- _ИСХОДНЫЙ ТЕКСТ_
Стаханов был стихийный творец «философии нестабильности» в приложении к пласту угля. Вглядываясь в пласт и начиная его чувствовать, он находил в нем критические точки, центры внутреннего напряжения. Говоря современным языком, он видел пласт не как гомогенную или ламинарную систему, а как систему крайне неравновесную, с множеством «точек бифуркации». Легкий удар в эти точки обрушивал массу угля. Стаханов использовал энергию внутренних напряжений материала.
Этот культурный ресурс был важной частью «советского стиля», когда на заводы и в НИИ пришли люди, сохранившие крестьянское космическое чувство и в то же время освоившие культурные нормы и навыки, порожденные Просвещением. Это проявилось во время войны в способе мысли и действия солдат и офицеров на фронте, работников и управленцев в тылу. Энтузиазмом никак не объяснить того факта, что во время войны более 73% раненых не просто излечивались, но и возвращались в строй. Более того, Конрад Лоренц, попав в плен и будучи назначен помощником советского врача в прифронтовом лагере военнопленных, был поражен способом лечения раненых немцев. Врач отказывался делать ампутации, которые в немецкой медицине считались неизбежными. Лоренц полагал, что врач сознательно обрекает немецких раненых на смерть — в качестве мести за их злодеяния. А им сохраняли конечности, потому что сам подход к военной хирургии был иным.

- _ВАША ЗАДАЧА_
Пожалуйста, перепишите фрагмент исходного текста, начиная со слов «Стаханов был стихийный» и заканчивая словами «внутренних напряжений материала.».

- _ПРЕДОСТАВЛЕННЫЕ СТРОКИ_
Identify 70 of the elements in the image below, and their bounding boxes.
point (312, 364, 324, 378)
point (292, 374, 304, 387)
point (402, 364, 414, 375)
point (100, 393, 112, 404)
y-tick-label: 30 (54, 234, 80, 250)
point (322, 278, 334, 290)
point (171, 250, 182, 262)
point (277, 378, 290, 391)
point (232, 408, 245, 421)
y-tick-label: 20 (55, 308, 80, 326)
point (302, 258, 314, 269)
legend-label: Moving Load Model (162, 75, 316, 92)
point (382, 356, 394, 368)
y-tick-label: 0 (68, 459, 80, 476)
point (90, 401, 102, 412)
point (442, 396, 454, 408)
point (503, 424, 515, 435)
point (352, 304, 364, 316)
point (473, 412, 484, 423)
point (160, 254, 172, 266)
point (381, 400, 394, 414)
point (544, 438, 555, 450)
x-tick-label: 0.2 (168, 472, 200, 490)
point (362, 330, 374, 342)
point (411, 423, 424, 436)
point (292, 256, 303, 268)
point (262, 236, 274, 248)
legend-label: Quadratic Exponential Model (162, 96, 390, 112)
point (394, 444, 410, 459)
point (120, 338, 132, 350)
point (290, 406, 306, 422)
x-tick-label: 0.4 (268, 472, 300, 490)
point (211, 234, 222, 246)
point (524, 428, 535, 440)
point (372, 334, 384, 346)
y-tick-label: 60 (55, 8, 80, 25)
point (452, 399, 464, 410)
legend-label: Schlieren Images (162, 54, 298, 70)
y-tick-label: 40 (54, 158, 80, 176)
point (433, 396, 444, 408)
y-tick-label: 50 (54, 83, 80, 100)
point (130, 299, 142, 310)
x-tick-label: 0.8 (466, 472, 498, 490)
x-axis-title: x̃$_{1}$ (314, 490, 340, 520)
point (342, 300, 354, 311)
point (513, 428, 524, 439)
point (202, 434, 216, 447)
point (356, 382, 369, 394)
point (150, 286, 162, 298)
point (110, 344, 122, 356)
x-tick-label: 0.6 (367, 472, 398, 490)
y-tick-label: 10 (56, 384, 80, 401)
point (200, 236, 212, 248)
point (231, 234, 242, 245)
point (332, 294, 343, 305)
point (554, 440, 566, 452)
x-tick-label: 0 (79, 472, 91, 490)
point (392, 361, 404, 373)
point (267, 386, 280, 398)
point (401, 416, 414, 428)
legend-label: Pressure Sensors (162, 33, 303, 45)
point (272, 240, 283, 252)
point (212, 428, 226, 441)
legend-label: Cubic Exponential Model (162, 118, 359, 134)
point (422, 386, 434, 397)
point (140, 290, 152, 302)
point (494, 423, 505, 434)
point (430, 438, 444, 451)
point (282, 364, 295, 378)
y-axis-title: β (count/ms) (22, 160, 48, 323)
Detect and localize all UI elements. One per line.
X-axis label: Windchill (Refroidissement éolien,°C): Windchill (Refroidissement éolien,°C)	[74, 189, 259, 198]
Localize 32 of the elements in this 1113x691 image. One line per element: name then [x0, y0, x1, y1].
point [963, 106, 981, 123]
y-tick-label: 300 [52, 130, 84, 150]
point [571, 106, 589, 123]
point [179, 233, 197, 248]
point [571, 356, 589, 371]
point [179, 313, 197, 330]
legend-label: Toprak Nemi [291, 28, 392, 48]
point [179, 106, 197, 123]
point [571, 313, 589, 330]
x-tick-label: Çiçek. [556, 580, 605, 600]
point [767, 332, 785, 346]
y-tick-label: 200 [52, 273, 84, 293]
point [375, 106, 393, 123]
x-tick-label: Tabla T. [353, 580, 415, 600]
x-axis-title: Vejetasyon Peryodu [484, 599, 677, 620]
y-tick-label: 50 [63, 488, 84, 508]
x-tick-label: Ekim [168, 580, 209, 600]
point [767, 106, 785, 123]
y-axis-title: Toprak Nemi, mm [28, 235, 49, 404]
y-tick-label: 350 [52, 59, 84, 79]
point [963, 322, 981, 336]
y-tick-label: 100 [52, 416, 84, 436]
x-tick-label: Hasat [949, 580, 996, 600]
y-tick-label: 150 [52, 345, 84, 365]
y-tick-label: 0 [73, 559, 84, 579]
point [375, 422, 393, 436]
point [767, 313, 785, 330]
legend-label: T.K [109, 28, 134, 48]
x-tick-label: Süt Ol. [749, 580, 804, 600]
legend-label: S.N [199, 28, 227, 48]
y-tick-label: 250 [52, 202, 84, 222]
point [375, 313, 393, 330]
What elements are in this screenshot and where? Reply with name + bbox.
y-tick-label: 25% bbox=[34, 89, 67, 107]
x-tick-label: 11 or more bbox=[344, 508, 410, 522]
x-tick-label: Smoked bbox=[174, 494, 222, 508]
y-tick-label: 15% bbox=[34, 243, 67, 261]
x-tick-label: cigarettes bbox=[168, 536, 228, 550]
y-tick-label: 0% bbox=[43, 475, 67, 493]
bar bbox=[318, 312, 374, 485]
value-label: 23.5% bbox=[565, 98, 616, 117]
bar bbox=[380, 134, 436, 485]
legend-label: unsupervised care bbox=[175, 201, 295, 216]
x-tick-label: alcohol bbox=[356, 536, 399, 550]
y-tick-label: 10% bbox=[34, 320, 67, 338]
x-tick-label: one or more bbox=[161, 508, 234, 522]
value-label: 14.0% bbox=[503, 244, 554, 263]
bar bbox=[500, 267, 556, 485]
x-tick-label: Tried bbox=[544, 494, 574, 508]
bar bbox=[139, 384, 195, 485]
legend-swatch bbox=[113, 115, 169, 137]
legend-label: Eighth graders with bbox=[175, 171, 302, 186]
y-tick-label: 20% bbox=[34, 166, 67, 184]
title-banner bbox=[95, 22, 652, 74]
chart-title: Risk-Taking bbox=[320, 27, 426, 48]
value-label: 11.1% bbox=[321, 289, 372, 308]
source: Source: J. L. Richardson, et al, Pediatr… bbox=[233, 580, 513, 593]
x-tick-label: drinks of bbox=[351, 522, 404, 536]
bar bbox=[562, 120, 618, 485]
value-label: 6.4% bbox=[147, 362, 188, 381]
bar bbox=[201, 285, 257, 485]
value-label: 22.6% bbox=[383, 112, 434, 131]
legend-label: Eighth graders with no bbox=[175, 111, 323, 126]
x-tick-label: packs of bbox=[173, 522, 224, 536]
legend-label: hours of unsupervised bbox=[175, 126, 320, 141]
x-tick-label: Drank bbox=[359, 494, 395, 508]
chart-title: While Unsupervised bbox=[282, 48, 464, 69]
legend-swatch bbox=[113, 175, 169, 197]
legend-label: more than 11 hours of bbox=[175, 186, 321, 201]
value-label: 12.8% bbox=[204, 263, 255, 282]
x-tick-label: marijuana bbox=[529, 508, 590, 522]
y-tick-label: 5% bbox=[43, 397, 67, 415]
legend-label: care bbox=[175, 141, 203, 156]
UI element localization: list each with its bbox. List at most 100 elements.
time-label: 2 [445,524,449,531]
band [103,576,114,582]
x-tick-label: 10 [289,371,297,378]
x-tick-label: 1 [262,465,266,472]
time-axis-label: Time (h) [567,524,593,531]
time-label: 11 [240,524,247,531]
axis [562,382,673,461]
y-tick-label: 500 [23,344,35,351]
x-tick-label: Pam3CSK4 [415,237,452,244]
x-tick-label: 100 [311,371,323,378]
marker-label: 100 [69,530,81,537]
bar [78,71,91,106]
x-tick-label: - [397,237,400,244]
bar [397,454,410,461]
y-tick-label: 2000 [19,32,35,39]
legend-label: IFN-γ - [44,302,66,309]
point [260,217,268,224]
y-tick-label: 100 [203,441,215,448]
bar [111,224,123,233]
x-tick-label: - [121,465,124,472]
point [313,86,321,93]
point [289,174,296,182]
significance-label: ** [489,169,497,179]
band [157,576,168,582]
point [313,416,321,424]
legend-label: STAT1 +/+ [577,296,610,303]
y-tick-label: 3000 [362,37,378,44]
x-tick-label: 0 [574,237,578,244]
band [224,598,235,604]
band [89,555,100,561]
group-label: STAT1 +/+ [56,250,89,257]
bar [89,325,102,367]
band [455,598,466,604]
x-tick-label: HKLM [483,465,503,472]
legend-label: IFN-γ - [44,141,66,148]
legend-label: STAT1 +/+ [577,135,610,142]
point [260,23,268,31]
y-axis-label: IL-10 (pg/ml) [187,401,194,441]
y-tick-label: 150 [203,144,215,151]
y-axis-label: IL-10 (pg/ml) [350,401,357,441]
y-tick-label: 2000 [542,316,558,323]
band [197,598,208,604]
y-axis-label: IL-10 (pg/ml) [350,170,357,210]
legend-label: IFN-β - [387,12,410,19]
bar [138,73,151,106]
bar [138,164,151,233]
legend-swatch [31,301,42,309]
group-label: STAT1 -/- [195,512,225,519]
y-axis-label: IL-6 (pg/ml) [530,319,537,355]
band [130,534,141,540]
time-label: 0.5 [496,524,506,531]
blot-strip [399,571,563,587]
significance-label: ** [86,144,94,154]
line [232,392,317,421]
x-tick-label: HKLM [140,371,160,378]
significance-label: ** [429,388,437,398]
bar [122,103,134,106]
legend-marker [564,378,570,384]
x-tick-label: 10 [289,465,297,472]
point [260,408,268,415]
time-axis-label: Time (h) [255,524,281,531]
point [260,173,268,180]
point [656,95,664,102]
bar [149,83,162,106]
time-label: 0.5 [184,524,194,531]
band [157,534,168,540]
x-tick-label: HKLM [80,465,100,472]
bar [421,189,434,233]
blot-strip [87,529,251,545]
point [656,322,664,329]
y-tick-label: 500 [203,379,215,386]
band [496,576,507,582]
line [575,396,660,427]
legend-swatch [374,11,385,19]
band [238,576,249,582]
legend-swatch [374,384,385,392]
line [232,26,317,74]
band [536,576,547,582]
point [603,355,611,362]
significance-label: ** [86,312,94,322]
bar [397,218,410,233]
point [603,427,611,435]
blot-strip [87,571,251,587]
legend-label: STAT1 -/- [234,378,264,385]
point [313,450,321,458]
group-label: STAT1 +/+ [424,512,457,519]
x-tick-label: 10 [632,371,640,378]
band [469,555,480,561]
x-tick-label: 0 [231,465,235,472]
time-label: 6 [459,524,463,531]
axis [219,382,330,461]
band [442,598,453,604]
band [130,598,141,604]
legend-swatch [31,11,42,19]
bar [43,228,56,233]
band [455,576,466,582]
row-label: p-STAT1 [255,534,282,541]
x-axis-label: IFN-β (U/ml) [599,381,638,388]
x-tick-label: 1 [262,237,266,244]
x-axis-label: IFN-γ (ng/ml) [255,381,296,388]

- _ПИСЬМЕННЫЙ ОТВЕТ_
Стаханов был стихийный творец «философии нестабильности» в приложении к пласту угля. Вглядываясь в пласт и начиная его чувствовать, он находил в нем критические точки, центры внутреннего напряжения. Говоря современным языком, он видел пласт не как гомогенную или ламинарную систему, а как систему крайне неравновесную, с множеством «точек бифуркации». Легкий удар в эти точки обрушивал массу угля. Стаханов использовал энергию внутренних напряжений материала.